## The request
Check every line of the material below for the string "JSON", and return the ones that have it.

Collected data:
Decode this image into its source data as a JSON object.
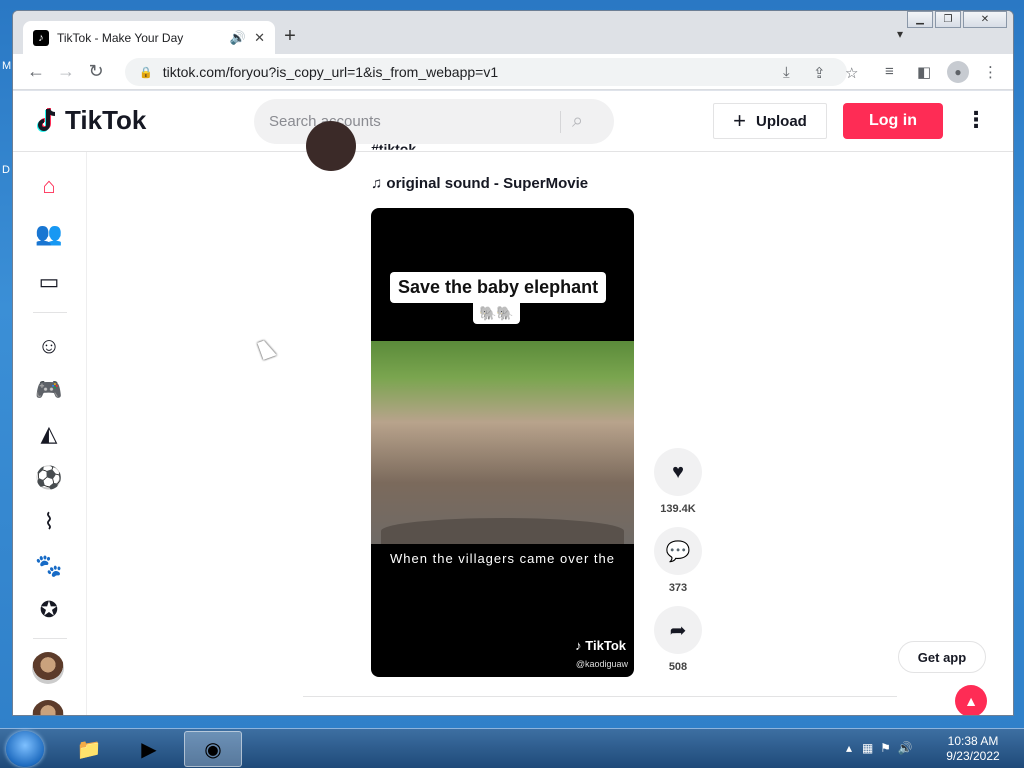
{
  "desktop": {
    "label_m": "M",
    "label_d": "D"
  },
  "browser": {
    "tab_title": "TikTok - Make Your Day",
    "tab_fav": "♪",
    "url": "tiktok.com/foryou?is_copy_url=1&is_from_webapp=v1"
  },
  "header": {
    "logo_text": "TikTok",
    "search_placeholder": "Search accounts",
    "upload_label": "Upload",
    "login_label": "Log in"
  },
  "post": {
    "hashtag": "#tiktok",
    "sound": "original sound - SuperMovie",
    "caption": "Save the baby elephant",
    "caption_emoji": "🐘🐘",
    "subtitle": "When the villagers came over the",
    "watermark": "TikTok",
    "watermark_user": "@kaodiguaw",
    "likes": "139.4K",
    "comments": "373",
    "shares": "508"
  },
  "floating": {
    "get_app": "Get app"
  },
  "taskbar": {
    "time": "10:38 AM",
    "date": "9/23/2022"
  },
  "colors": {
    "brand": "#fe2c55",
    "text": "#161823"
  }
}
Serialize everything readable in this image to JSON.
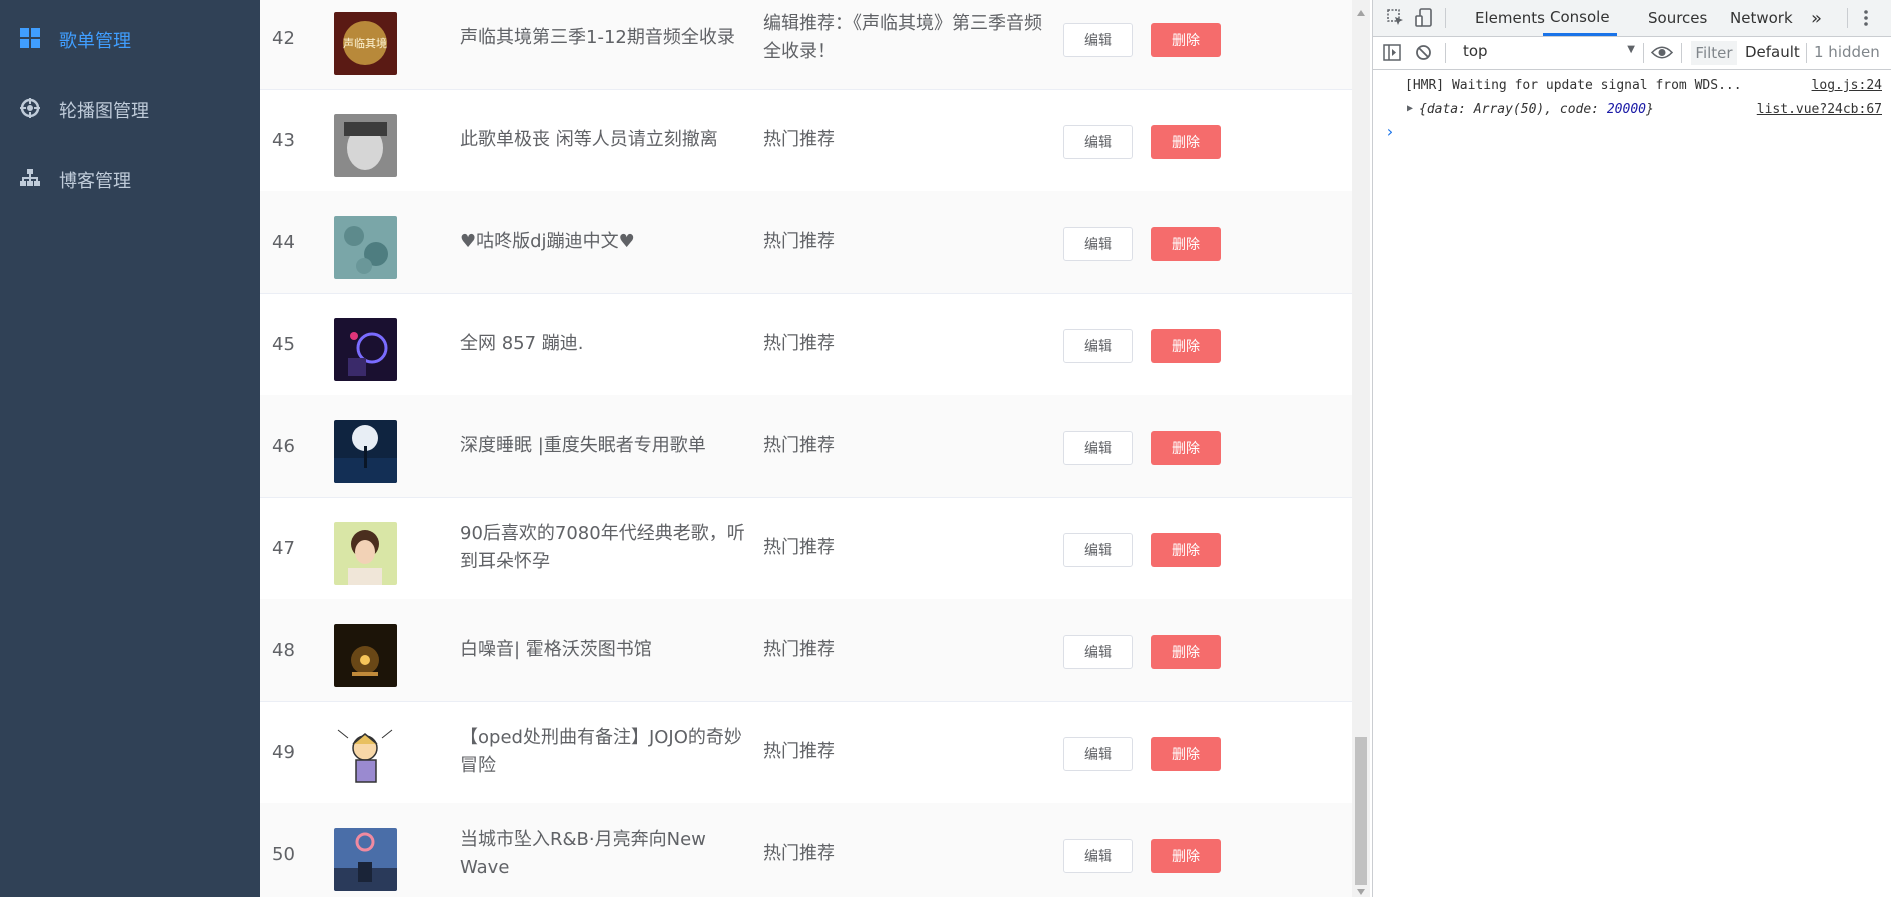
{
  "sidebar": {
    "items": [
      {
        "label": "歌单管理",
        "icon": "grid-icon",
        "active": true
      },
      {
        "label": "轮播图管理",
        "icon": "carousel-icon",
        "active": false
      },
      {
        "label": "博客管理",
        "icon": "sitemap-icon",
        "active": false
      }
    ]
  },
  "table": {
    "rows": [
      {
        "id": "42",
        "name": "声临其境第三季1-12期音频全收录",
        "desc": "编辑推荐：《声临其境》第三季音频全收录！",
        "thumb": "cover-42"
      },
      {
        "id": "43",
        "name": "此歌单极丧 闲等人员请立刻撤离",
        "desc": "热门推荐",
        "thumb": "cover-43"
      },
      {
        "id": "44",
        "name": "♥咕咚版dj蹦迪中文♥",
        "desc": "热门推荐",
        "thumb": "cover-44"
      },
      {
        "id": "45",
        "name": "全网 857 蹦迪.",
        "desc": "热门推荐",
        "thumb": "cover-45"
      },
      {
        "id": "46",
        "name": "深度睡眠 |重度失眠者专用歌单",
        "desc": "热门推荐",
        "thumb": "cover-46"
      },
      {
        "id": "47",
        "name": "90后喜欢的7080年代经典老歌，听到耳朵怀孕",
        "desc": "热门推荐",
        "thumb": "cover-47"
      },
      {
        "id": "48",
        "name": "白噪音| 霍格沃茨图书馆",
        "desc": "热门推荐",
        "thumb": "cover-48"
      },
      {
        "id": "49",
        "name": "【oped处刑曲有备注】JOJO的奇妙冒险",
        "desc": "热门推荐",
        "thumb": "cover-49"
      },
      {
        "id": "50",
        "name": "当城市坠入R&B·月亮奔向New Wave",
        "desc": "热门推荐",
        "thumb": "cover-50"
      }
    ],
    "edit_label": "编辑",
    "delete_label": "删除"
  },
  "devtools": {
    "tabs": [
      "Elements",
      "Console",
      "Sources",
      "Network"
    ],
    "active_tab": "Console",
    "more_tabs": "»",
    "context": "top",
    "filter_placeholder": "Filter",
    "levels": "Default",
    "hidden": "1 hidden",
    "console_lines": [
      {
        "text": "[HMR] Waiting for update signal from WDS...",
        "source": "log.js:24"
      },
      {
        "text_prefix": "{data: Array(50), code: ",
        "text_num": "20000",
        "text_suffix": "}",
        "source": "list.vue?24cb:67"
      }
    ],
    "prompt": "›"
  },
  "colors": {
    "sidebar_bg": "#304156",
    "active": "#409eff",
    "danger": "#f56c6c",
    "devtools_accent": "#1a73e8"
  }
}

## Answer for this exercise
Decode this image into its source data as a JSON object.
Serialize everything readable in this image to JSON.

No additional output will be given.